Data for the task:
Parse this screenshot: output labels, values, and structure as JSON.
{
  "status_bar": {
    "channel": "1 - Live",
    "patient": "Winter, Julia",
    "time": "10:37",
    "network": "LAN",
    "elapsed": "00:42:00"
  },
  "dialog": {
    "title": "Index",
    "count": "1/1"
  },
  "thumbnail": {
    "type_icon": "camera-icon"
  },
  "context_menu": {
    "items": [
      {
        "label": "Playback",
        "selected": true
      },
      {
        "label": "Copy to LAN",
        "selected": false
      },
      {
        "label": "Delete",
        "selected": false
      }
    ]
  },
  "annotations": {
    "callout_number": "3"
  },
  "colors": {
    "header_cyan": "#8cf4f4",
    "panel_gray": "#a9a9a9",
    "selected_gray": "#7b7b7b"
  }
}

Task brief: Reproduce all the records precisely.

Solved problem:
Parse this screenshot: output labels, values, and structure as JSON.
{
  "status_bar": {
    "channel": "1 - Live",
    "patient": "Winter, Julia",
    "time": "10:37",
    "network": "LAN",
    "elapsed": "00:42:00"
  },
  "dialog": {
    "title": "Index",
    "count": "1/1"
  },
  "thumbnail": {
    "type_icon": "camera-icon"
  },
  "context_menu": {
    "items": [
      {
        "label": "Playback",
        "selected": true
      },
      {
        "label": "Copy to LAN",
        "selected": false
      },
      {
        "label": "Delete",
        "selected": false
      }
    ]
  },
  "annotations": {
    "callout_number": "3"
  },
  "colors": {
    "header_cyan": "#8cf4f4",
    "panel_gray": "#a9a9a9",
    "selected_gray": "#7b7b7b"
  }
}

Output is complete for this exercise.